- _Exercise objective_: Render every entry verbatim.

══════════════════════════════

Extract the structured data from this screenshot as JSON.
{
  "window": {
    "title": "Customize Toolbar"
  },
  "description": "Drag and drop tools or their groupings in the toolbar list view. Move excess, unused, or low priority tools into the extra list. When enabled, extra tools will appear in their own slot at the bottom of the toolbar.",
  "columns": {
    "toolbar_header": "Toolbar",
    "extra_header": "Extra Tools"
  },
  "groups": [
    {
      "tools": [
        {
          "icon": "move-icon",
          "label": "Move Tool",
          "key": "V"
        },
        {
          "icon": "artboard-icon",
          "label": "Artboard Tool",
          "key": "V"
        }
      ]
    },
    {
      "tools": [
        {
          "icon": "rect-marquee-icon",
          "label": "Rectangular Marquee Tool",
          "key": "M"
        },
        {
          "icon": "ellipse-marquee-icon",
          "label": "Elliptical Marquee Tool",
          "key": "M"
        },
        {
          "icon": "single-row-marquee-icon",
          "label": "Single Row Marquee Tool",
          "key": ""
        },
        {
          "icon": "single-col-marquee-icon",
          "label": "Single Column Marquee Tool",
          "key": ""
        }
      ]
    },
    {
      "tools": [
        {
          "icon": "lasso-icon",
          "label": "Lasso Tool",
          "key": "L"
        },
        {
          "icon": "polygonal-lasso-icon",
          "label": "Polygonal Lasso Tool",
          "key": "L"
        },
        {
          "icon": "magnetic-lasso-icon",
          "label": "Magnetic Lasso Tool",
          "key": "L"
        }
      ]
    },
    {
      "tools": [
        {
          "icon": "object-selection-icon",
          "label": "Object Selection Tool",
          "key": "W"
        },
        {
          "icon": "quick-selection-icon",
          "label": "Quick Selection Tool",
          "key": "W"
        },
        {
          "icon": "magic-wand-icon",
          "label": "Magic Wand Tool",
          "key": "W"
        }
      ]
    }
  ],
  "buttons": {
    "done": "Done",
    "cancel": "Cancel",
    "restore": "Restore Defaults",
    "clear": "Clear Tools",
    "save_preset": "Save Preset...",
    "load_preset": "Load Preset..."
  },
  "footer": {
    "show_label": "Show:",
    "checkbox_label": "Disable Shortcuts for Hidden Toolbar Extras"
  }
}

══════════════════════════════

- _Written answer_:
Extract the structured data from this screenshot as JSON.
{
  "window": {
    "title": "Customize Toolbar"
  },
  "description": "Drag and drop tools or their groupings in the toolbar list view. Move excess, unused, or low priority tools into the extra list. When enabled, extra tools will appear in their own slot at the bottom of the toolbar.",
  "columns": {
    "toolbar_header": "Toolbar",
    "extra_header": "Extra Tools"
  },
  "groups": [
    {
      "tools": [
        {
          "icon": "move-icon",
          "label": "Move Tool",
          "key": "V"
        },
        {
          "icon": "artboard-icon",
          "label": "Artboard Tool",
          "key": "V"
        }
      ]
    },
    {
      "tools": [
        {
          "icon": "rect-marquee-icon",
          "label": "Rectangular Marquee Tool",
          "key": "M"
        },
        {
          "icon": "ellipse-marquee-icon",
          "label": "Elliptical Marquee Tool",
          "key": "M"
        },
        {
          "icon": "single-row-marquee-icon",
          "label": "Single Row Marquee Tool",
          "key": ""
        },
        {
          "icon": "single-col-marquee-icon",
          "label": "Single Column Marquee Tool",
          "key": ""
        }
      ]
    },
    {
      "tools": [
        {
          "icon": "lasso-icon",
          "label": "Lasso Tool",
          "key": "L"
        },
        {
          "icon": "polygonal-lasso-icon",
          "label": "Polygonal Lasso Tool",
          "key": "L"
        },
        {
          "icon": "magnetic-lasso-icon",
          "label": "Magnetic Lasso Tool",
          "key": "L"
        }
      ]
    },
    {
      "tools": [
        {
          "icon": "object-selection-icon",
          "label": "Object Selection Tool",
          "key": "W"
        },
        {
          "icon": "quick-selection-icon",
          "label": "Quick Selection Tool",
          "key": "W"
        },
        {
          "icon": "magic-wand-icon",
          "label": "Magic Wand Tool",
          "key": "W"
        }
      ]
    }
  ],
  "buttons": {
    "done": "Done",
    "cancel": "Cancel",
    "restore": "Restore Defaults",
    "clear": "Clear Tools",
    "save_preset": "Save Preset...",
    "load_preset": "Load Preset..."
  },
  "footer": {
    "show_label": "Show:",
    "checkbox_label": "Disable Shortcuts for Hidden Toolbar Extras"
  }
}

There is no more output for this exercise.